## start Supplied data

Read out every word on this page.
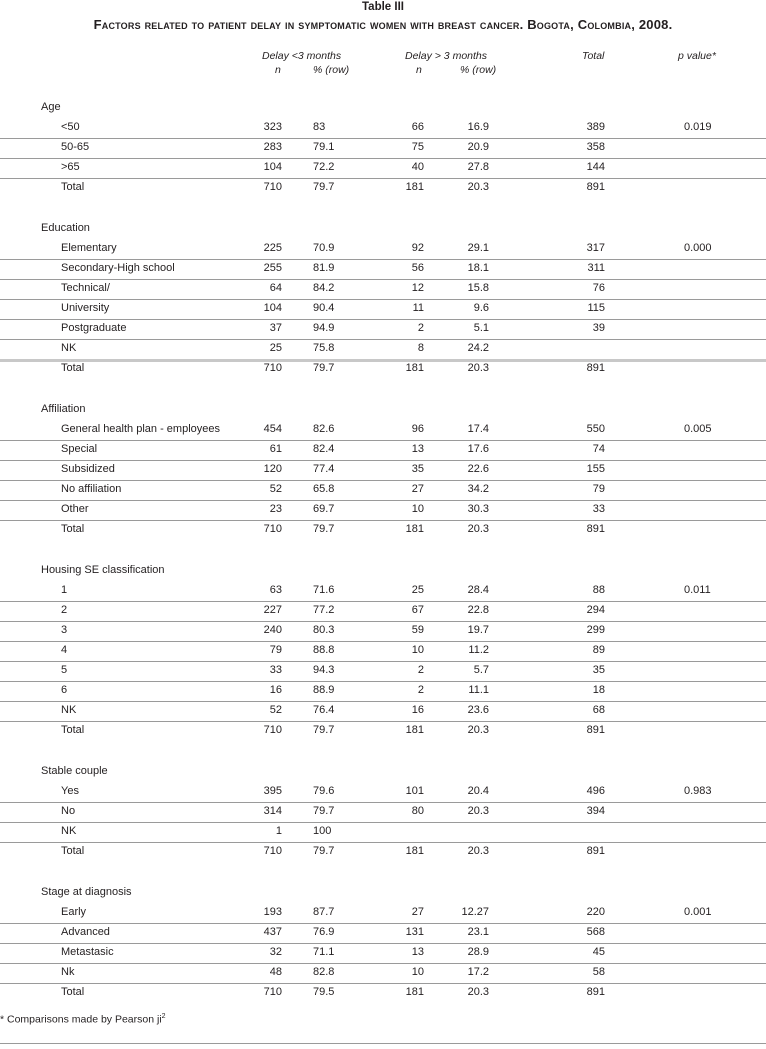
Table III
Factors related to patient delay in symptomatic women with breast cancer. Bogota, Colombia, 2008.
Delay <3 months
n	% (row)
Delay > 3 months
n	% (row)
Total	p value*
Age
<50	323	83	66	16.9	389	0.019
50-65	283	79.1	75	20.9	358
>65	104	72.2	40	27.8	144
Total	710	79.7	181	20.3	891
Education
Elementary	225	70.9	92	29.1	317	0.000
Secondary-High school	255	81.9	56	18.1	311
Technical/	64	84.2	12	15.8	76
University	104	90.4	11	9.6	115
Postgraduate	37	94.9	2	5.1	39
NK	25	75.8	8	24.2
Total	710	79.7	181	20.3	891
Affiliation
General health plan - employees	454	82.6	96	17.4	550	0.005
Special	61	82.4	13	17.6	74
Subsidized	120	77.4	35	22.6	155
No affiliation	52	65.8	27	34.2	79
Other	23	69.7	10	30.3	33
Total	710	79.7	181	20.3	891
Housing SE classification
1	63	71.6	25	28.4	88	0.011
2	227	77.2	67	22.8	294
3	240	80.3	59	19.7	299
4	79	88.8	10	11.2	89
5	33	94.3	2	5.7	35
6	16	88.9	2	11.1	18
NK	52	76.4	16	23.6	68
Total	710	79.7	181	20.3	891
Stable couple
Yes	395	79.6	101	20.4	496	0.983
No	314	79.7	80	20.3	394
NK	1	100
Total	710	79.7	181	20.3	891
Stage at diagnosis
Early	193	87.7	27	12.27	220	0.001
Advanced	437	76.9	131	23.1	568
Metastasic	32	71.1	13	28.9	45
Nk	48	82.8	10	17.2	58
Total	710	79.5	181	20.3	891
* Comparisons made by Pearson $ji^2$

## end Supplied data

Given problem =
Quote the entries above word for word. Leave the images out.

Response for this exercise =
Read out every word on this page.
Table III
Factors related to patient delay in symptomatic women with breast cancer. Bogota, Colombia, 2008.
Delay <3 months
n	% (row)
Delay > 3 months
n	% (row)
Total	p value*
Age
<50	323	83	66	16.9	389	0.019
50-65	283	79.1	75	20.9	358
>65	104	72.2	40	27.8	144
Total	710	79.7	181	20.3	891
Education
Elementary	225	70.9	92	29.1	317	0.000
Secondary-High school	255	81.9	56	18.1	311
Technical/	64	84.2	12	15.8	76
University	104	90.4	11	9.6	115
Postgraduate	37	94.9	2	5.1	39
NK	25	75.8	8	24.2
Total	710	79.7	181	20.3	891
Affiliation
General health plan - employees	454	82.6	96	17.4	550	0.005
Special	61	82.4	13	17.6	74
Subsidized	120	77.4	35	22.6	155
No affiliation	52	65.8	27	34.2	79
Other	23	69.7	10	30.3	33
Total	710	79.7	181	20.3	891
Housing SE classification
1	63	71.6	25	28.4	88	0.011
2	227	77.2	67	22.8	294
3	240	80.3	59	19.7	299
4	79	88.8	10	11.2	89
5	33	94.3	2	5.7	35
6	16	88.9	2	11.1	18
NK	52	76.4	16	23.6	68
Total	710	79.7	181	20.3	891
Stable couple
Yes	395	79.6	101	20.4	496	0.983
No	314	79.7	80	20.3	394
NK	1	100
Total	710	79.7	181	20.3	891
Stage at diagnosis
Early	193	87.7	27	12.27	220	0.001
Advanced	437	76.9	131	23.1	568
Metastasic	32	71.1	13	28.9	45
Nk	48	82.8	10	17.2	58
Total	710	79.5	181	20.3	891
* Comparisons made by Pearson $ji^2$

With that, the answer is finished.